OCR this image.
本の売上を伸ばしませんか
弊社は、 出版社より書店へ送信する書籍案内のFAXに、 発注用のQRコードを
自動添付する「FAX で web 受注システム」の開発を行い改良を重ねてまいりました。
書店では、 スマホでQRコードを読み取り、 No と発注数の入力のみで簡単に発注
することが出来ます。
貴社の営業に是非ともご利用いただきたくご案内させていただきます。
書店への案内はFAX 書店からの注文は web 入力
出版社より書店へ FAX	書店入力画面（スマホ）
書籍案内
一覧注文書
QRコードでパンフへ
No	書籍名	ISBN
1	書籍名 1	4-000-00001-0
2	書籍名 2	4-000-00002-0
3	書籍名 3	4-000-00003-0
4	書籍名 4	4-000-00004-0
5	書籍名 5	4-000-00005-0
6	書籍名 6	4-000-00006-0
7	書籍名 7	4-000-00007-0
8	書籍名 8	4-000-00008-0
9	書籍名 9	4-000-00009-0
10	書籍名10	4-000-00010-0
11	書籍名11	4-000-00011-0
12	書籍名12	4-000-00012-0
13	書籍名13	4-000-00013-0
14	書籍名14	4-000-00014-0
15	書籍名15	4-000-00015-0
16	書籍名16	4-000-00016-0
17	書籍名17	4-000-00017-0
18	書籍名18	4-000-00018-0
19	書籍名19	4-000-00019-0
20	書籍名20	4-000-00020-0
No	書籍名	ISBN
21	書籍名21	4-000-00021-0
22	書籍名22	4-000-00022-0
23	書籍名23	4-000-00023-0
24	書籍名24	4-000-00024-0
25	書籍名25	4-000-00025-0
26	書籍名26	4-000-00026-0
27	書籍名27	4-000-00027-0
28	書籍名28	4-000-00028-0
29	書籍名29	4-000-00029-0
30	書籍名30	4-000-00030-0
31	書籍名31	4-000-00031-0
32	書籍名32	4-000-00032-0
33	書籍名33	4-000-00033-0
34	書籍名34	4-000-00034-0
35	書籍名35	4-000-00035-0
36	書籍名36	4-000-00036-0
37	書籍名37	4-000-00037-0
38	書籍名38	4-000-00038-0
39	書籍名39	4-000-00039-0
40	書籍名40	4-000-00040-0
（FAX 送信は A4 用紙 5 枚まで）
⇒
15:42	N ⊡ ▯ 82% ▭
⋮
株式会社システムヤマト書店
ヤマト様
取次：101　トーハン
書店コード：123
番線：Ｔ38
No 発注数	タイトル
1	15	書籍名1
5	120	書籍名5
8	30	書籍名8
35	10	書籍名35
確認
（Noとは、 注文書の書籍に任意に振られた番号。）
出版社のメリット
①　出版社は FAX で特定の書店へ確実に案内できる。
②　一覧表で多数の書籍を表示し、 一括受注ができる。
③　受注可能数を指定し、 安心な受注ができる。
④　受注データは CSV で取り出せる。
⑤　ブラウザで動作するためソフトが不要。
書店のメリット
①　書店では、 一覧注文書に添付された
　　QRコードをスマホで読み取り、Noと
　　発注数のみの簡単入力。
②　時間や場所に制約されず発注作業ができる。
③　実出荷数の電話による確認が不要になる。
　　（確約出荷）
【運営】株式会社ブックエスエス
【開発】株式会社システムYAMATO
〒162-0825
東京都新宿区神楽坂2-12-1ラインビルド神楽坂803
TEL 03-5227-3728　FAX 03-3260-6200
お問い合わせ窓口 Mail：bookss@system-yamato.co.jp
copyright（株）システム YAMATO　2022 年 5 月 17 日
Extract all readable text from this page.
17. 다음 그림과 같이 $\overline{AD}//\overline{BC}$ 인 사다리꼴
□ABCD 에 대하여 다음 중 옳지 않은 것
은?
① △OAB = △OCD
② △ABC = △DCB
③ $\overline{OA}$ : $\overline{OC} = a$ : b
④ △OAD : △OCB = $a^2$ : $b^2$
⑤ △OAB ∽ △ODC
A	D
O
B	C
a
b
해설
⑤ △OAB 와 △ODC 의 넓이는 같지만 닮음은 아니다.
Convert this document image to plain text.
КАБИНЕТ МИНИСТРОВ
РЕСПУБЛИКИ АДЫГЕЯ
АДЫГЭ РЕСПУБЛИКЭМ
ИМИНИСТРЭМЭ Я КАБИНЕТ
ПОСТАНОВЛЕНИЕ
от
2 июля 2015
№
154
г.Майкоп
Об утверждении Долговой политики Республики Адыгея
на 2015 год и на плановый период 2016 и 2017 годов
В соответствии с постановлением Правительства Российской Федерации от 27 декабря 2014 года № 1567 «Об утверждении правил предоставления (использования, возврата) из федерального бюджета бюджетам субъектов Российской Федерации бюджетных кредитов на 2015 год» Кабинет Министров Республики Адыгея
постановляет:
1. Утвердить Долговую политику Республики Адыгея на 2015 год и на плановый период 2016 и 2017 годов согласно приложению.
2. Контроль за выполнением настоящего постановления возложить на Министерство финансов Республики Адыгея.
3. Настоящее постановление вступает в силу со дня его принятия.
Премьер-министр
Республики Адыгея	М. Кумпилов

##########

- [To do]
Only the number is wanted: how many lines in the data include the string "плановый"?

- [The answer]
2